[Extracted data entries]
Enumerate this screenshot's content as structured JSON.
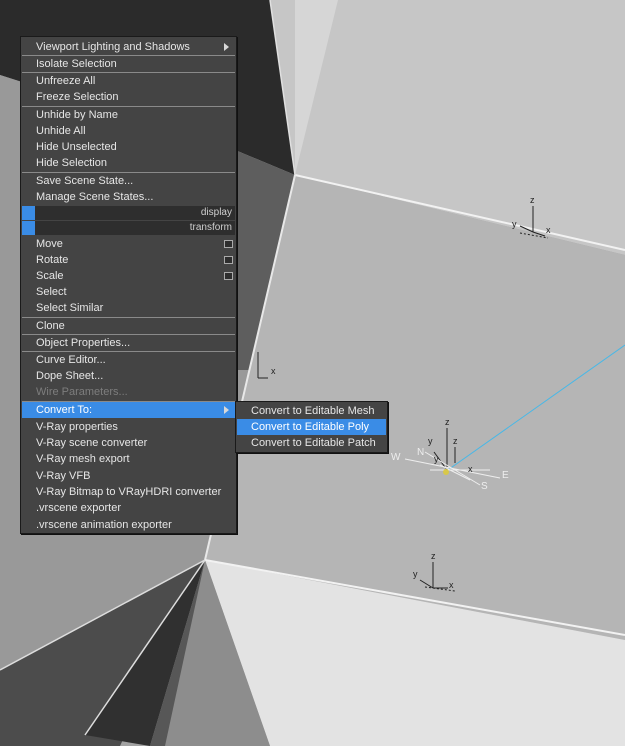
{
  "quad_menu": {
    "groups": [
      [
        "Viewport Lighting and Shadows",
        "Isolate Selection"
      ],
      [
        "Unfreeze All",
        "Freeze Selection"
      ],
      [
        "Unhide by Name",
        "Unhide All",
        "Hide Unselected",
        "Hide Selection"
      ],
      [
        "Save Scene State...",
        "Manage Scene States..."
      ],
      [
        "Move",
        "Rotate",
        "Scale",
        "Select",
        "Select Similar"
      ],
      [
        "Clone"
      ],
      [
        "Object Properties..."
      ],
      [
        "Curve Editor...",
        "Dope Sheet...",
        "Wire Parameters..."
      ],
      [
        "Convert To:",
        "V-Ray properties",
        "V-Ray scene converter",
        "V-Ray mesh export",
        "V-Ray VFB",
        "V-Ray Bitmap to VRayHDRI converter",
        ".vrscene exporter",
        ".vrscene animation exporter"
      ]
    ],
    "quadrant_labels": {
      "top_right": "display",
      "bottom_right": "transform"
    },
    "highlighted_item": "Convert To:",
    "disabled_item": "Wire Parameters..."
  },
  "submenu": {
    "items": [
      "Convert to Editable Mesh",
      "Convert to Editable Poly",
      "Convert to Editable Patch"
    ],
    "highlighted_item": "Convert to Editable Poly"
  },
  "gizmos": {
    "axis_x": "x",
    "axis_y": "y",
    "axis_z": "z",
    "compass_w": "W",
    "compass_n": "N",
    "compass_e": "E",
    "compass_s": "S"
  },
  "colors": {
    "highlight": "#3a8ce6",
    "menu_bg": "#444444",
    "band_bg": "#2e2e2e"
  }
}
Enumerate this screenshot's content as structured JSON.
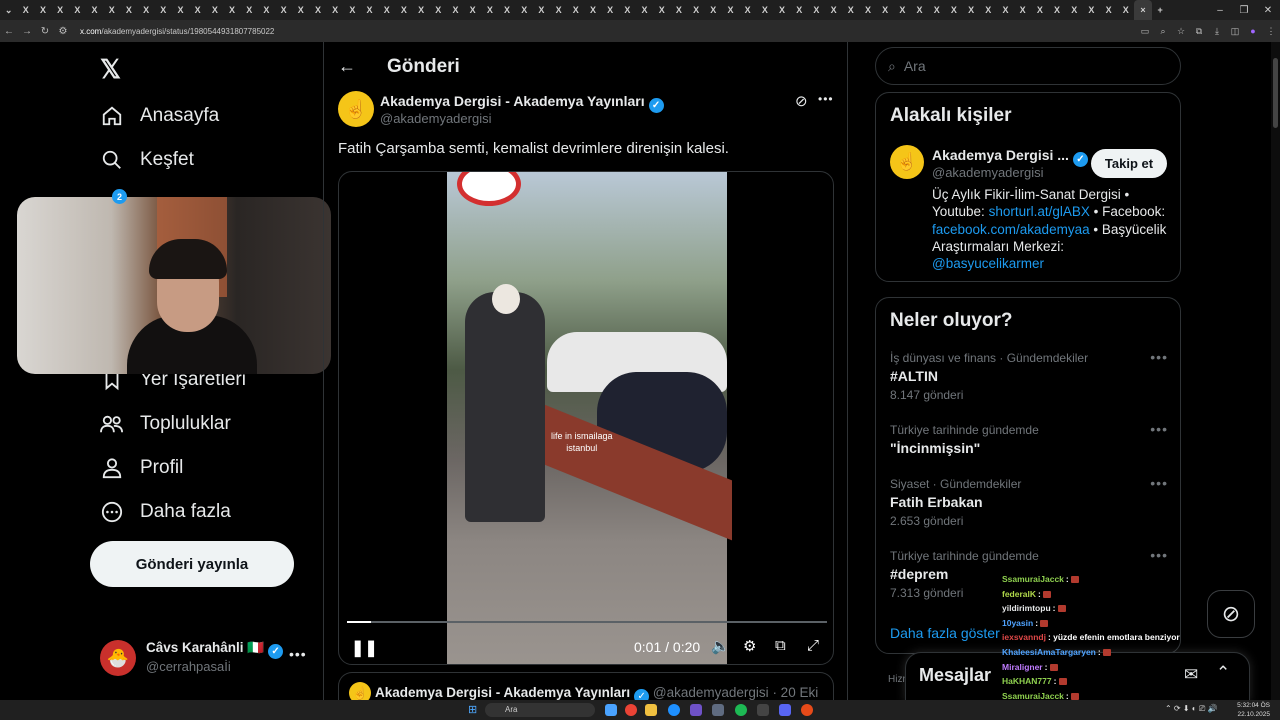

* _Problem requirements_
Return the entries unchanged, save for the pictures, which do not belong in the copy.

* _Task response_
Enumerate this screenshot's content as structured JSON.
{
  "quad_menu": {
    "groups": [
      [
        "Viewport Lighting and Shadows",
        "Isolate Selection"
      ],
      [
        "Unfreeze All",
        "Freeze Selection"
      ],
      [
        "Unhide by Name",
        "Unhide All",
        "Hide Unselected",
        "Hide Selection"
      ],
      [
        "Save Scene State...",
        "Manage Scene States..."
      ],
      [
        "Move",
        "Rotate",
        "Scale",
        "Select",
        "Select Similar"
      ],
      [
        "Clone"
      ],
      [
        "Object Properties..."
      ],
      [
        "Curve Editor...",
        "Dope Sheet...",
        "Wire Parameters..."
      ],
      [
        "Convert To:",
        "V-Ray properties",
        "V-Ray scene converter",
        "V-Ray mesh export",
        "V-Ray VFB",
        "V-Ray Bitmap to VRayHDRI converter",
        ".vrscene exporter",
        ".vrscene animation exporter"
      ]
    ],
    "quadrant_labels": {
      "top_right": "display",
      "bottom_right": "transform"
    },
    "highlighted_item": "Convert To:",
    "disabled_item": "Wire Parameters..."
  },
  "submenu": {
    "items": [
      "Convert to Editable Mesh",
      "Convert to Editable Poly",
      "Convert to Editable Patch"
    ],
    "highlighted_item": "Convert to Editable Poly"
  },
  "gizmos": {
    "axis_x": "x",
    "axis_y": "y",
    "axis_z": "z",
    "compass_w": "W",
    "compass_n": "N",
    "compass_e": "E",
    "compass_s": "S"
  },
  "colors": {
    "highlight": "#3a8ce6",
    "menu_bg": "#444444",
    "band_bg": "#2e2e2e"
  }
}
Enumerate this screenshot's content as structured JSON.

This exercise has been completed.